» ЗАДАНИЯ
(1) В каком виде Грааль предстает в либретто Вагнера, согласно тексту о переводе средневекового романа?
(2) Перечислите всех людей и персонажей, которых текст о переводе средневекового романа называет по имени.
(3) Подхватите текст о переводе средневекового романа и напишите продолжение, которое начинается сразу после его последней фразы.

» СТАТЬЯ
И я пытался. Карабкался по средневековым строчкам, перечитывал переводы. Еще ничто не роднило меня ни с автором, ни с главным героем, ни со стихом, не было даже предварительной концепции перевода.
На дворе стояли сильные морозы, но еще большим холодом веяло от бесконечно длинных шестнадцати глав-песен и от понятия "Грааль" умозрительно-бездушного идеала, который в разные времена провозглашали идеалом то чисто христианским, то чисто германским, то космическим символом, отображением бытия. При этом Грааль был еще и неисчерпаемым подателем пищи, земных благ, своего рода скатертью-самобранкой.
В либретто к опере Вагнера, написанном самим композитором, Грааль предстает в виде античной хрустальной чаши. Есть авторская ремарка: "Ослепительный луч падает сверху в хрустальную чашу, которая начинает все ярче и ярче пламенеть, освещая все багряным сиянием". В другом месте у Вагнера король Анфортас "с просветленным лицом высоко поднимает Грааль и мягко поводит им во все стороны...".
Но в те январские дни, когда я приступал и все никак не мог приступить к переводу, еще далеко было не только до встречи с Граалем, но и с самим Парцифалем...
Надо было решать, каким размером переводить текст. Средневерхненемецкая поэзия не знала строгих размеров, однако явно чувствовалась ямбическая основа. Роман был написан двустишиями, что, с одной стороны, казалось бы, облегчало перевод, а с другой – могло утомить читателя монотонностью. Правда, Вольфрам фон Эшенбах не был чрезмерно педантичен. Наряду с двустишиями он употреблял и строфическую форму народного эпоса. Это предоставляло и мне известную свободу действий.
Мало-помалу в глубине текста стало прослушиваться "биение сердца", строки начали как бы пульсировать: там, внутри, угадывалась своя жизнь, и только какая-то перегородка мешала этой жизни прорваться наружу, разлиться, перейти к нам, в наши дни. То был языковой барьер и барьер времени. Бездонная глубина, откуда предстояло извлечь эту жизнь, этот мир.

» ВЫДЕРЖКА ИЗ ДАННЫХ

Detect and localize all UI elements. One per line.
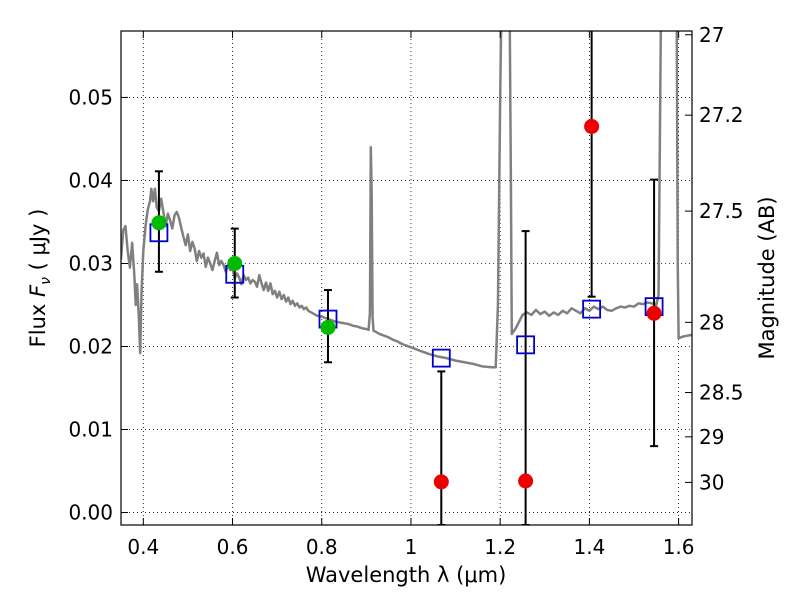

» ОТВЕТЫ
(1) В виде античной хрустальной чаши.

(2) Вольфрам фон Эшенбах, Вагнер, король Анфортас, Парцифаль.

(3)
Но что значит "извлечь"? По-русски переписать тысячи средневерхненемецких строк? Уцепившись за строку, перевести текст из немецкой стихии в русскую? Да, но что такое в данном случае – "перевести" в русскую стихию? Ведь это перевести немецкий текст XIII века в мир русских людей, читавших Пушкина и Есенина, воспитанных на Гоголе и Толстом. В какую же стихию я этот текст перенесу? Как не учесть, что моими читателями будут люди не начала XIII, а 70-х годов XX века? Надо иметь в виду их жизнь, их время, их интересы. Нельзя забывать и о другом: как бы там ни было, я обязан показать им все-таки XIII век и их самих перенести в средневековую немецкую стихию...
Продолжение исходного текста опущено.